REQUIREMENT: Copy every line from the records below that holds the word "Year".
======
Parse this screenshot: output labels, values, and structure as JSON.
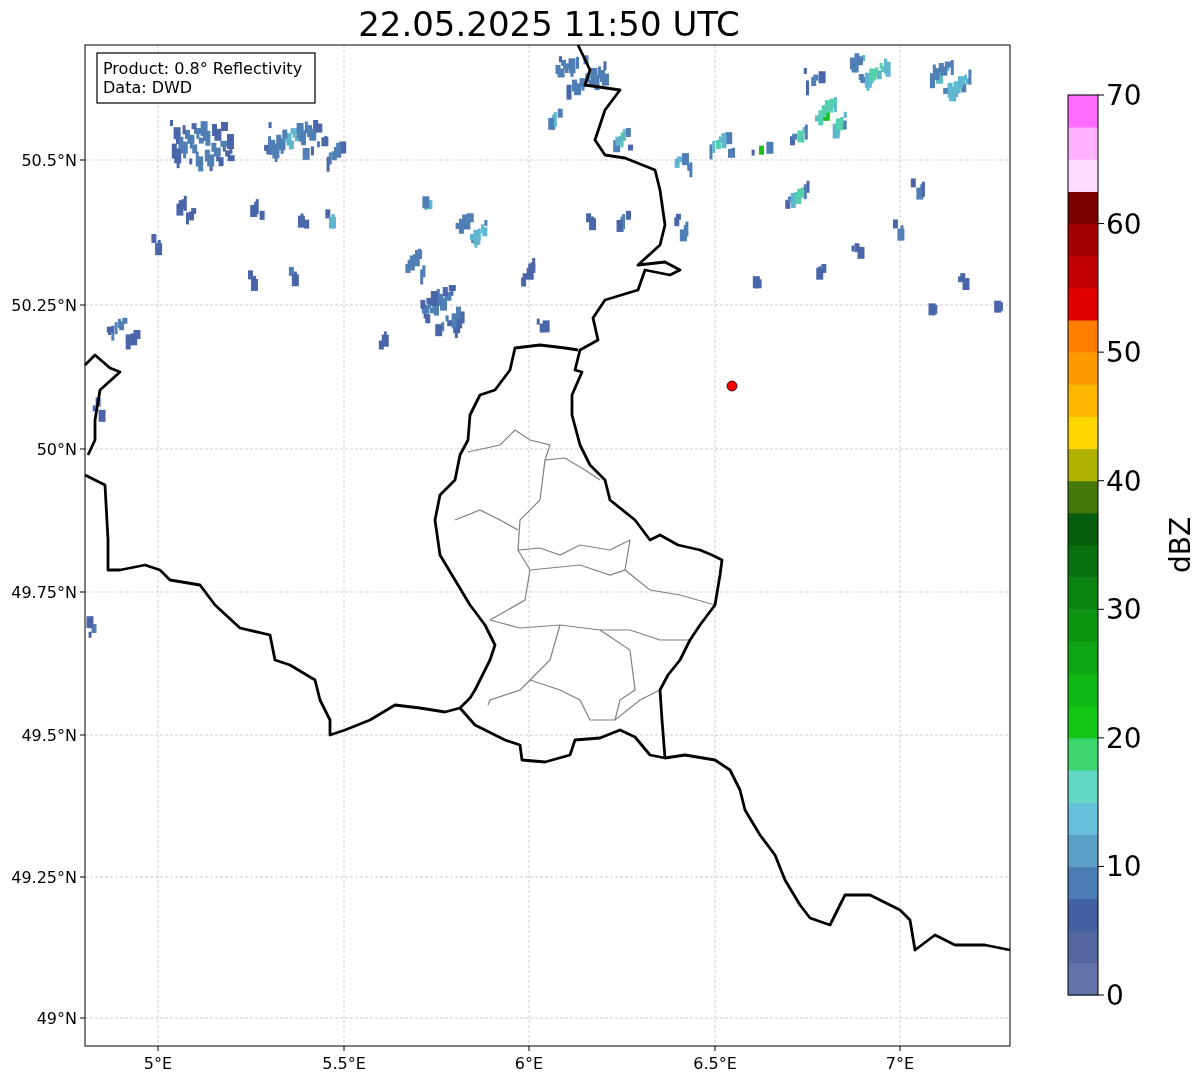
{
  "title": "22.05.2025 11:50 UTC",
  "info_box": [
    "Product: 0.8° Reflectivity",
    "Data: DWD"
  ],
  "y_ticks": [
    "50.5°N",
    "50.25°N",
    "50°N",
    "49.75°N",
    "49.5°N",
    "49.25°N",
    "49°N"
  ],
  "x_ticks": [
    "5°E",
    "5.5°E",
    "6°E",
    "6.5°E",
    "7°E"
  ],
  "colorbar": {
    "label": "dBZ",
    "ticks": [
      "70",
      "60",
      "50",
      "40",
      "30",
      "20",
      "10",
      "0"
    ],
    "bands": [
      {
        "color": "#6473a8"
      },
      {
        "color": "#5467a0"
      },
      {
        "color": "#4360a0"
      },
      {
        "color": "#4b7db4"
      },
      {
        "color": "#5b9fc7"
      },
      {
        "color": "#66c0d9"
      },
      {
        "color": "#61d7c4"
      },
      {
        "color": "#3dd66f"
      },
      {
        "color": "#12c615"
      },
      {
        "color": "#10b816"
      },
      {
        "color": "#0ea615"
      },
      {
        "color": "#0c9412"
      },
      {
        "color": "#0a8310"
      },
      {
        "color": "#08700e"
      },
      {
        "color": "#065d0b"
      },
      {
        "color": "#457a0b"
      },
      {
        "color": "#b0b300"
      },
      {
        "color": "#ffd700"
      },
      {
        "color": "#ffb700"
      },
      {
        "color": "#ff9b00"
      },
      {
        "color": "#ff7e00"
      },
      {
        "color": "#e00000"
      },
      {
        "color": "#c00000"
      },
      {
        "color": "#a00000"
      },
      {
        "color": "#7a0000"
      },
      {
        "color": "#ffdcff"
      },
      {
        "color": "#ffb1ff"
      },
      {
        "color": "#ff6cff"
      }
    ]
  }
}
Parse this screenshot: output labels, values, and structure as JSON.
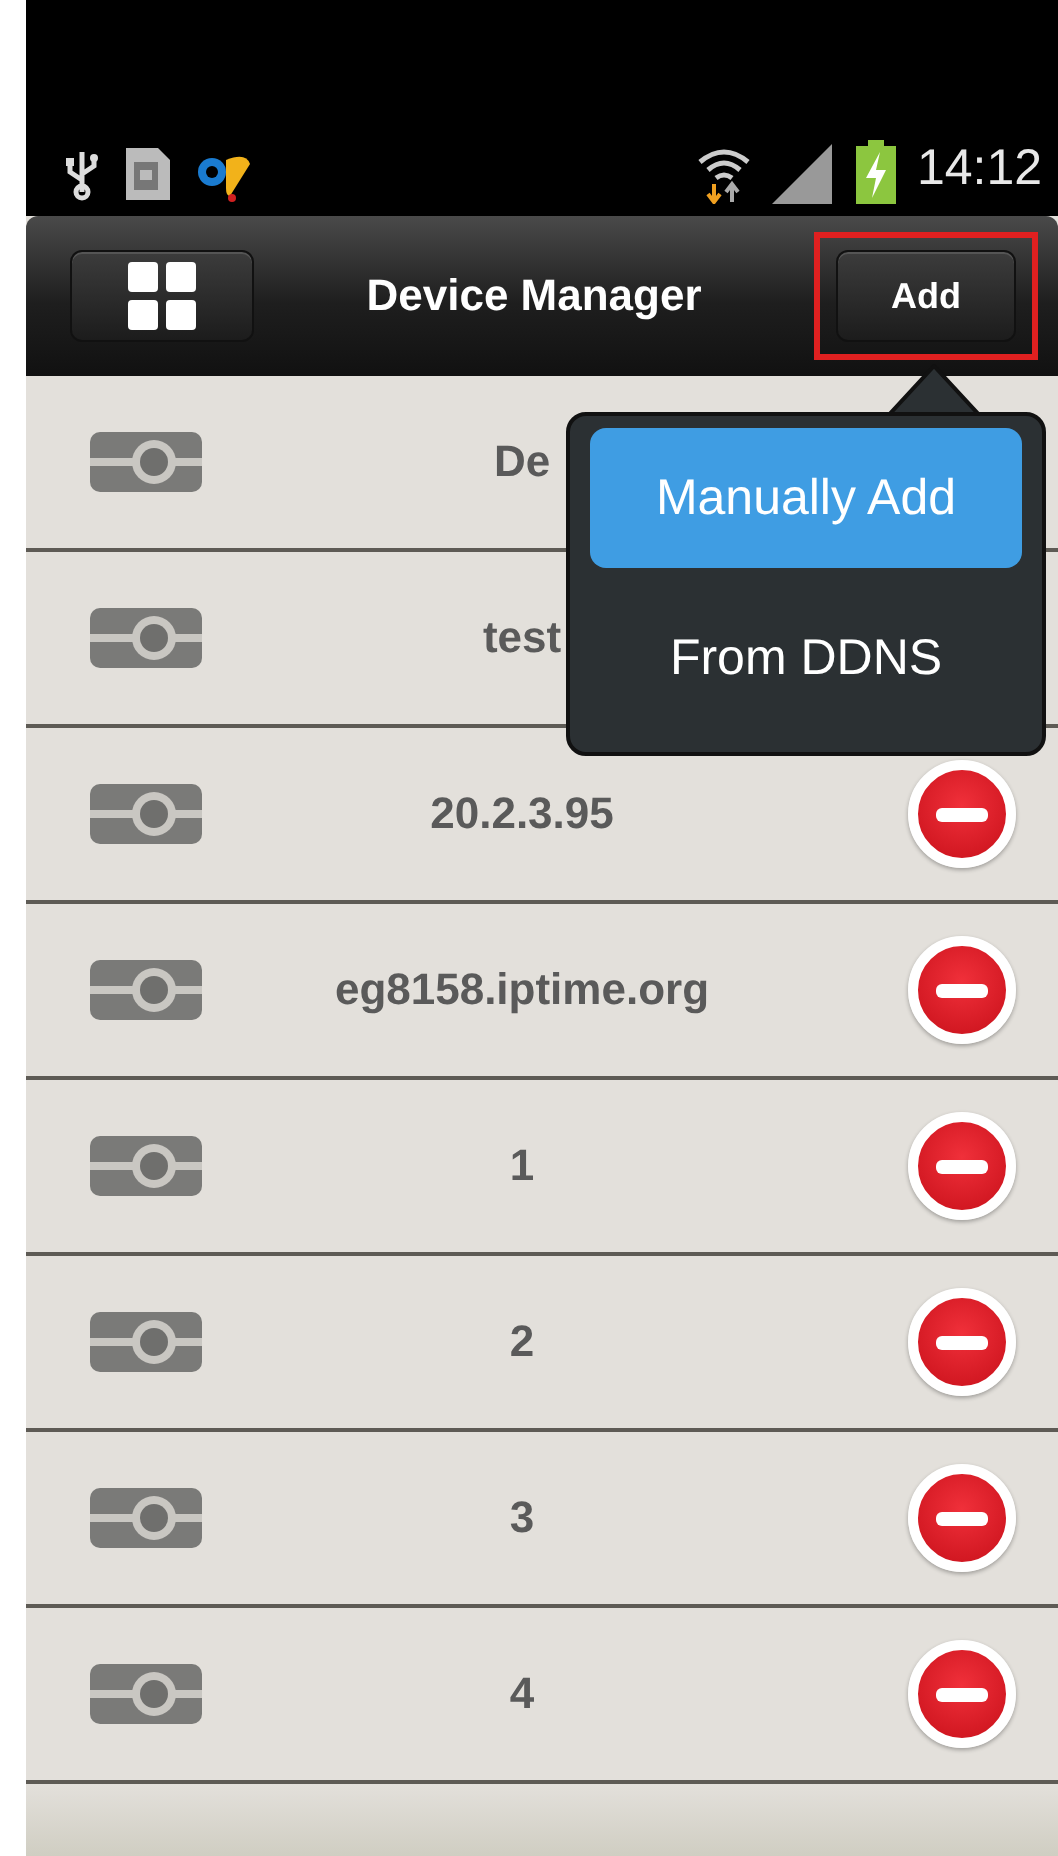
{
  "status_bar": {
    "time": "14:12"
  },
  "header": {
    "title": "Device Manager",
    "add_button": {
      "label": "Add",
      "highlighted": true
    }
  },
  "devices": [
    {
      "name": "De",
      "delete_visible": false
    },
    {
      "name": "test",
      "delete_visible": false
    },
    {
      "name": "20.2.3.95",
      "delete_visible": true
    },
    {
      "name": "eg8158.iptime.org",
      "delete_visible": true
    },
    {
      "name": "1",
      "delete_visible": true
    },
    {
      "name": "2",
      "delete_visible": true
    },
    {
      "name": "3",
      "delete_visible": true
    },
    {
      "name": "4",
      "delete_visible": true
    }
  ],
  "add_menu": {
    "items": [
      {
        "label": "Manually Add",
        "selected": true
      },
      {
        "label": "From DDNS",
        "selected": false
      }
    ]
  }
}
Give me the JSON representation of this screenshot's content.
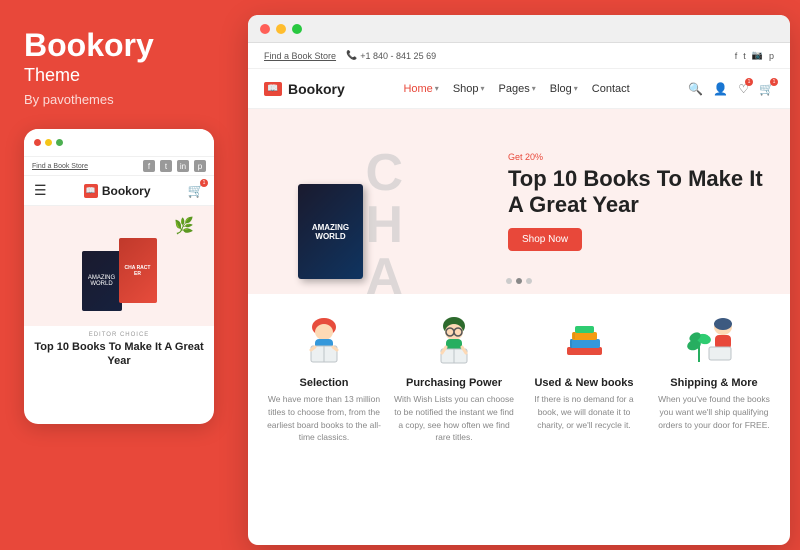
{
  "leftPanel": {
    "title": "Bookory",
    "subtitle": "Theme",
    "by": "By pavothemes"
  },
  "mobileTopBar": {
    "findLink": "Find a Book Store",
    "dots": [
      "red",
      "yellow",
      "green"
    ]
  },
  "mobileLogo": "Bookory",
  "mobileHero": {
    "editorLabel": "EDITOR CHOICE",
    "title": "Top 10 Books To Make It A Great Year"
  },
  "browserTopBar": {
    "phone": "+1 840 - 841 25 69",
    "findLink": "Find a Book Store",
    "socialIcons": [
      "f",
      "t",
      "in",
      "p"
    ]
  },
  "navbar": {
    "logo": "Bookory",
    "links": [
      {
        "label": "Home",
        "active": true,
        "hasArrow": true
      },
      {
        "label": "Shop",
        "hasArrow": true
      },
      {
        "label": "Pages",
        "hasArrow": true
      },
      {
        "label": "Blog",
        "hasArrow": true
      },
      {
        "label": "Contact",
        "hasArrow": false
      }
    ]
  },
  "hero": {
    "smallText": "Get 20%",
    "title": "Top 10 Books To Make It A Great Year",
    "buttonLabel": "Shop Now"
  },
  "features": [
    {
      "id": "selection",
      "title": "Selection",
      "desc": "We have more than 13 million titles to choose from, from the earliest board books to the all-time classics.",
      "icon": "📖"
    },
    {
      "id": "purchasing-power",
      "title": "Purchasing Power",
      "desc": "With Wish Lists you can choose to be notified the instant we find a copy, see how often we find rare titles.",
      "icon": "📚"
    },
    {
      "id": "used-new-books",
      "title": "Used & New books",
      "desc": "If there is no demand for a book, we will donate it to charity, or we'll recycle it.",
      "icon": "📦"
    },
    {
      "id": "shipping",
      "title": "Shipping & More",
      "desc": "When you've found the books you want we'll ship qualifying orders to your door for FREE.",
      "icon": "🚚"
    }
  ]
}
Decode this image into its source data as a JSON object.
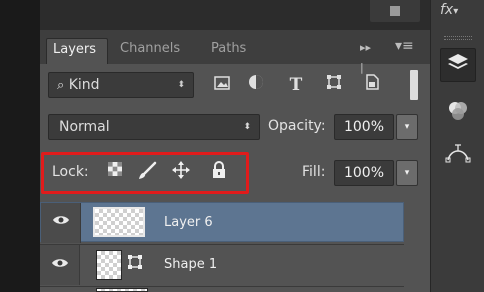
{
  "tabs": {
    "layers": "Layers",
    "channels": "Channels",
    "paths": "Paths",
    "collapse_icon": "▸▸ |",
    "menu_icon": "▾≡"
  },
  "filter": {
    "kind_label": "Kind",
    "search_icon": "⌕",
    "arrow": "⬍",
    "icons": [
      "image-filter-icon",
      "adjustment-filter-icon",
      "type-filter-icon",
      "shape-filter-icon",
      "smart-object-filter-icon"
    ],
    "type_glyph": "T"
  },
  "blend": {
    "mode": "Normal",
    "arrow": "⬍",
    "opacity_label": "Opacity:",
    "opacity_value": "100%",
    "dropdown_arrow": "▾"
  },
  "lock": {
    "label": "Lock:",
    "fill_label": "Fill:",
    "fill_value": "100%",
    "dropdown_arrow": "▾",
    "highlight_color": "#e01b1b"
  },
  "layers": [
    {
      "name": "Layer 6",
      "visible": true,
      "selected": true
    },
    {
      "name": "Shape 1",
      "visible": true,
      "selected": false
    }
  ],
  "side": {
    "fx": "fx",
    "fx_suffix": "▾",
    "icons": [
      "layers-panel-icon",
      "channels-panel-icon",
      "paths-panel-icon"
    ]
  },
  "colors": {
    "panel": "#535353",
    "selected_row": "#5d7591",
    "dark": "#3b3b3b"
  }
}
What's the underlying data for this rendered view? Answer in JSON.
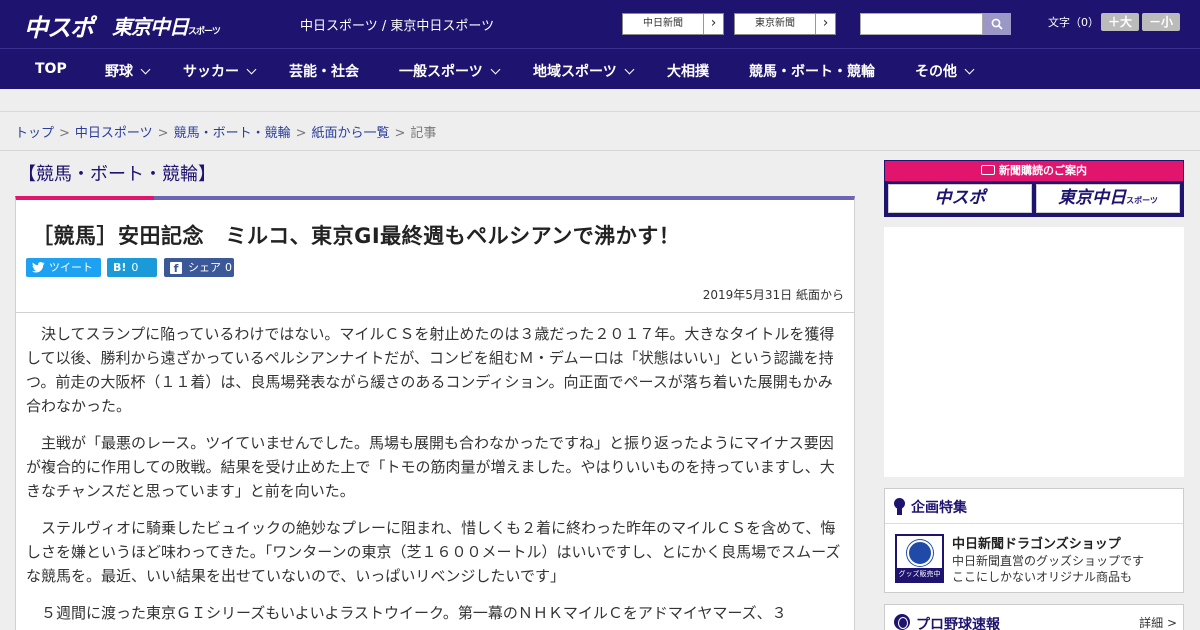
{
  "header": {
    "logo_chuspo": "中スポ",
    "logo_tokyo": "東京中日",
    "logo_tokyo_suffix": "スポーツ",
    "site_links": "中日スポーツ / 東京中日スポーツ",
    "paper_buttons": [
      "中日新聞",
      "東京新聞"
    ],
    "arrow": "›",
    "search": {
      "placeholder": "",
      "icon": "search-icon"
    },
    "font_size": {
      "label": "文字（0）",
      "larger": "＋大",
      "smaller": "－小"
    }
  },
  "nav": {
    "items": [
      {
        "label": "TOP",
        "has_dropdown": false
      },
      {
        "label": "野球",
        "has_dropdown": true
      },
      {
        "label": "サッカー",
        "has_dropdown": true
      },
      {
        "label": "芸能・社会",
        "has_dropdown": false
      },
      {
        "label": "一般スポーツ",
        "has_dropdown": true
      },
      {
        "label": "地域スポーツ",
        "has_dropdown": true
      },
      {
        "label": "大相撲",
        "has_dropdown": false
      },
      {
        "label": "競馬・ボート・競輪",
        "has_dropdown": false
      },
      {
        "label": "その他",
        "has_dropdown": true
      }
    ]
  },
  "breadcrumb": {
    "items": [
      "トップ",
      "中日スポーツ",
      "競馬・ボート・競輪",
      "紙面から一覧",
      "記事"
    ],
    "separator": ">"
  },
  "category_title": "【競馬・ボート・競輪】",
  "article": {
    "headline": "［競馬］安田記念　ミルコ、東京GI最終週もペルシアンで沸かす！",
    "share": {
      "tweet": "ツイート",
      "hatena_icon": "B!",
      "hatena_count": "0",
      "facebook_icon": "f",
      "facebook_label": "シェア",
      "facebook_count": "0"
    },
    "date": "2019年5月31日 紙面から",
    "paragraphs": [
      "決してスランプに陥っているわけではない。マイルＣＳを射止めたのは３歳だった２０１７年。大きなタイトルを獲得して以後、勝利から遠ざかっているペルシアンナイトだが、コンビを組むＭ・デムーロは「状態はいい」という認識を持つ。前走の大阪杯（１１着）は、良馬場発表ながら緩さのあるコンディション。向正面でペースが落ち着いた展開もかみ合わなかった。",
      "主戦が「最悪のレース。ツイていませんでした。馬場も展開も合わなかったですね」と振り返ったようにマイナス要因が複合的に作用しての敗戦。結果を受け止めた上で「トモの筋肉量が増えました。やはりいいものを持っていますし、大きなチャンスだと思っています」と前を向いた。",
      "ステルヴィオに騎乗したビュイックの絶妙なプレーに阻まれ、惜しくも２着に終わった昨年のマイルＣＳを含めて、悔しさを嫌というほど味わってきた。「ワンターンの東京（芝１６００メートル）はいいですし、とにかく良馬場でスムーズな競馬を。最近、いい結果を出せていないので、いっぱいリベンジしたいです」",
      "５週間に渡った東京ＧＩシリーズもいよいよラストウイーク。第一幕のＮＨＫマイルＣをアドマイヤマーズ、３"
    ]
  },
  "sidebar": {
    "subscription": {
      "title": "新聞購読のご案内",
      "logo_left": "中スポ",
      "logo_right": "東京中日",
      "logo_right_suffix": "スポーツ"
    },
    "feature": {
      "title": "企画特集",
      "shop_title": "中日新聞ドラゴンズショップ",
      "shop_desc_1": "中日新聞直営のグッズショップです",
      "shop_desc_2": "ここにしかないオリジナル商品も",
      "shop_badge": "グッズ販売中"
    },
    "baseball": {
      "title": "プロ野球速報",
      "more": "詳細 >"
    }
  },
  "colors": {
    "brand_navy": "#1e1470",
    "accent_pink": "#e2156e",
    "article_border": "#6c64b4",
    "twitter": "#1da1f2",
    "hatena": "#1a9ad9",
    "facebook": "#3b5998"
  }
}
======
CORRECT OUTPUT:
    "title": "Top 10 Books To Make It A Great Year"
    "title": "Top 10 Books To Make It A Great Year",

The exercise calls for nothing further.